Professor David C Wilson is pleased to co-author an important new publication The Nine Development Bands: A conceptual framework and global theory of waste and development. The open access paper in ISWA’s peer-reviewed journal Waste Management & Research can be downloaded freely. The ‘9 DBs’ builds on the integrated sustainable waste management (ISWM) analytical framework to help characterise waste and resources management (WaRM) systems in cities and countries. Based on over 100 years of combined experience of the authors (Andrew Whiteman, Mike Webster and DCW), the 9DBs is a powerful addition to the waste management practitioner’s toolkit, bringing depth and nuance to understanding of WaRM systems globally.
The early DBs reflect stepwise improvement towards the new
baseline of meeting the SDG 11.6.1 indicators of universal collection and
management in controlled facilities (DB5); while later DBs represent two
prevailing routes to move towards environmentally sound management (ESM) and
the 3Rs (Reduce, Reuse, Recycle). An aspirational DB Zero, a real circular
economy, sits above all 9 DBs, accessible via multiple pathways, posing an
ultimate challenge for development practice. The 9DBs contextualise the
challenge of meeting the waste-related SDGs, in particular for developing
countries striving towards SDG 11.6.1 but also for all countries aspiring to a
circular economy. Whether you are a practitioner, decision-maker, service
provider, or sector activist, the 9DBs will help you to identify the key
pressure points for catalysing change, and focus your time and resources on
achieving maximum impact.
━━━━━━━━━━━━━━━━━━━━━━━━━━━━━━
• **To do**:
Answer from the Nine Development Bands text:
(a) Which journal published the paper?
(b) Which development band marks the new baseline of meeting the SDG 11.6.1 indicators?
(c) What does the aspirational DB Zero represent?

• **Data section**:
━━━━━━━━━━━━━━━━━━━━━━━━━━━━━━
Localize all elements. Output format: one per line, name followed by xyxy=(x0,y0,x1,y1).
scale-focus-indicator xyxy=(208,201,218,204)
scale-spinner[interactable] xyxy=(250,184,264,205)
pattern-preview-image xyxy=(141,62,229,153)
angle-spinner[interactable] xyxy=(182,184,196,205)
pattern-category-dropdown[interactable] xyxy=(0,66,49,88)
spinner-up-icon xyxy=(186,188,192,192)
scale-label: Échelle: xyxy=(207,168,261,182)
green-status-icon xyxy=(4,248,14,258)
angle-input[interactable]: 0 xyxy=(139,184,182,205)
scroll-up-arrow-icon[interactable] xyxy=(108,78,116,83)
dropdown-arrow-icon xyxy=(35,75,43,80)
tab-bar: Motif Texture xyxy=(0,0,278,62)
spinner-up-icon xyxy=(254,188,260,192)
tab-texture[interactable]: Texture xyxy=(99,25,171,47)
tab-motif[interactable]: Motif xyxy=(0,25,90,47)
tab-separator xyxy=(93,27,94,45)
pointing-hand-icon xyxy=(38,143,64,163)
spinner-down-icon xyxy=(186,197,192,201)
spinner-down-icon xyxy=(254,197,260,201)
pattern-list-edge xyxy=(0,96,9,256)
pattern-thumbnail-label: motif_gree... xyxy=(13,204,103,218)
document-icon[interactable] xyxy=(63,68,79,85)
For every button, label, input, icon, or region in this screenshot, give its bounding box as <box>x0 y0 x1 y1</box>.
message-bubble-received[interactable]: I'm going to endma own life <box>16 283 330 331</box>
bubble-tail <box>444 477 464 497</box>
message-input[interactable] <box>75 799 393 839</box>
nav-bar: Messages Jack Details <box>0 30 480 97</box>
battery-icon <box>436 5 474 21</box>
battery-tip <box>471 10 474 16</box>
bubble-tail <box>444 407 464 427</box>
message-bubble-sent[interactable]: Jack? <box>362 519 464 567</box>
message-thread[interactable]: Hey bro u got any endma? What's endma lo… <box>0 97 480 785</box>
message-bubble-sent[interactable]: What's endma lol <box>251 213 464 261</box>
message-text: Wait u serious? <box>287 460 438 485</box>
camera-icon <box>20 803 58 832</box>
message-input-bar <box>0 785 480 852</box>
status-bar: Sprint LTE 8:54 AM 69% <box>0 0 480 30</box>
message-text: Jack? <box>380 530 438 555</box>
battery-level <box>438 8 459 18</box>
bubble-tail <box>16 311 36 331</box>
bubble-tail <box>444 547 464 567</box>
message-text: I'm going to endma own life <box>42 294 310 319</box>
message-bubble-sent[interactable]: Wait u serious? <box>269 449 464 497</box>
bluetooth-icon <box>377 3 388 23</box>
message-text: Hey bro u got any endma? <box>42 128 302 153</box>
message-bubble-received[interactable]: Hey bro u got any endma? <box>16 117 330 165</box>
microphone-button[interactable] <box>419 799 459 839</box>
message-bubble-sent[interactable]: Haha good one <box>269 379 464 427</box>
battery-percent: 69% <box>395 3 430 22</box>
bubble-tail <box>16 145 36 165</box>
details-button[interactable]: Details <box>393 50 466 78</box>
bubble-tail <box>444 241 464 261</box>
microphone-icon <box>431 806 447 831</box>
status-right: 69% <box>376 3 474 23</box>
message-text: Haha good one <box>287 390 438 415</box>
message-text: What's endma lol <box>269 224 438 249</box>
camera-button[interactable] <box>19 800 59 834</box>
━━━━━━━━━━━━━━━━━━━━━━━━━━━━━━
• **Written answer**:
(a) Waste Management & Research, ISWA's peer-reviewed journal
(b) DB5
(c) A real circular economy